> **Input**

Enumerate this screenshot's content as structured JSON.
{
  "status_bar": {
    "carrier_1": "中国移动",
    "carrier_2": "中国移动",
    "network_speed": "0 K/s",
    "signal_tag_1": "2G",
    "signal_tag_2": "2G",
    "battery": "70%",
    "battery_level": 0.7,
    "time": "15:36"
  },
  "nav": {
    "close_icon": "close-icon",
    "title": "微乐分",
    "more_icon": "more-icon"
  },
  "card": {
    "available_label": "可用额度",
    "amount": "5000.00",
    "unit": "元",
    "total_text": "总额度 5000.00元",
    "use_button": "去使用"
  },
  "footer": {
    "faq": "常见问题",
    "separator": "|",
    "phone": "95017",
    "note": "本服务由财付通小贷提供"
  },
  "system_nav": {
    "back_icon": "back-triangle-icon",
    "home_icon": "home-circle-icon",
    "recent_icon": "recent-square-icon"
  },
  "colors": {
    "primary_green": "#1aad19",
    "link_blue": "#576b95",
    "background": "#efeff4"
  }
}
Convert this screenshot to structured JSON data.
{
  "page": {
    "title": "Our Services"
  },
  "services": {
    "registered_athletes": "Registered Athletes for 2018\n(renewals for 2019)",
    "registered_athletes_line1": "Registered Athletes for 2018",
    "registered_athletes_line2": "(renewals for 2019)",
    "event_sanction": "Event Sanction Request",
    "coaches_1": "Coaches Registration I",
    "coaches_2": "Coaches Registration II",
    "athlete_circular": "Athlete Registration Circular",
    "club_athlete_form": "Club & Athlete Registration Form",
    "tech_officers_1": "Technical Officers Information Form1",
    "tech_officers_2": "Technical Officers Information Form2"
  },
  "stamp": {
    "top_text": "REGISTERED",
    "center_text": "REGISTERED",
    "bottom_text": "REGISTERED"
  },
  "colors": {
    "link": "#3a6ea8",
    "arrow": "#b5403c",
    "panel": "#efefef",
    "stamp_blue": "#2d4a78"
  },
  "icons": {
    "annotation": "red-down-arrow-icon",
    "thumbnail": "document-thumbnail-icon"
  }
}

> **Your objective**
Set down the material above again, word for word.

> **The result**
Enumerate this screenshot's content as structured JSON.
{
  "status_bar": {
    "carrier_1": "中国移动",
    "carrier_2": "中国移动",
    "network_speed": "0 K/s",
    "signal_tag_1": "2G",
    "signal_tag_2": "2G",
    "battery": "70%",
    "battery_level": 0.7,
    "time": "15:36"
  },
  "nav": {
    "close_icon": "close-icon",
    "title": "微乐分",
    "more_icon": "more-icon"
  },
  "card": {
    "available_label": "可用额度",
    "amount": "5000.00",
    "unit": "元",
    "total_text": "总额度 5000.00元",
    "use_button": "去使用"
  },
  "footer": {
    "faq": "常见问题",
    "separator": "|",
    "phone": "95017",
    "note": "本服务由财付通小贷提供"
  },
  "system_nav": {
    "back_icon": "back-triangle-icon",
    "home_icon": "home-circle-icon",
    "recent_icon": "recent-square-icon"
  },
  "colors": {
    "primary_green": "#1aad19",
    "link_blue": "#576b95",
    "background": "#efeff4"
  }
}
Convert this screenshot to structured JSON data.
{
  "page": {
    "title": "Our Services"
  },
  "services": {
    "registered_athletes": "Registered Athletes for 2018\n(renewals for 2019)",
    "registered_athletes_line1": "Registered Athletes for 2018",
    "registered_athletes_line2": "(renewals for 2019)",
    "event_sanction": "Event Sanction Request",
    "coaches_1": "Coaches Registration I",
    "coaches_2": "Coaches Registration II",
    "athlete_circular": "Athlete Registration Circular",
    "club_athlete_form": "Club & Athlete Registration Form",
    "tech_officers_1": "Technical Officers Information Form1",
    "tech_officers_2": "Technical Officers Information Form2"
  },
  "stamp": {
    "top_text": "REGISTERED",
    "center_text": "REGISTERED",
    "bottom_text": "REGISTERED"
  },
  "colors": {
    "link": "#3a6ea8",
    "arrow": "#b5403c",
    "panel": "#efefef",
    "stamp_blue": "#2d4a78"
  },
  "icons": {
    "annotation": "red-down-arrow-icon",
    "thumbnail": "document-thumbnail-icon"
  }
}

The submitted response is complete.